TASK BRIEF: Reproduce all entries word for word.

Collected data
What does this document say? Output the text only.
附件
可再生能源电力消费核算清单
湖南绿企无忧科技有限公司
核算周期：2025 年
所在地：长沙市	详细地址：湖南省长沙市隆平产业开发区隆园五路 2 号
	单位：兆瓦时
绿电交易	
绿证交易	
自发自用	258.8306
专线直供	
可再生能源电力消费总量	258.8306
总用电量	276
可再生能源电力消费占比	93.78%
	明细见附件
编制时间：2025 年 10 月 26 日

RESPONSE:
What does this document say? Output the text only.
附件
可再生能源电力消费核算清单
湖南绿企无忧科技有限公司
核算周期：2025 年
所在地：长沙市	详细地址：湖南省长沙市隆平产业开发区隆园五路 2 号
	单位：兆瓦时
绿电交易	
绿证交易	
自发自用	258.8306
专线直供	
可再生能源电力消费总量	258.8306
总用电量	276
可再生能源电力消费占比	93.78%
	明细见附件
编制时间：2025 年 10 月 26 日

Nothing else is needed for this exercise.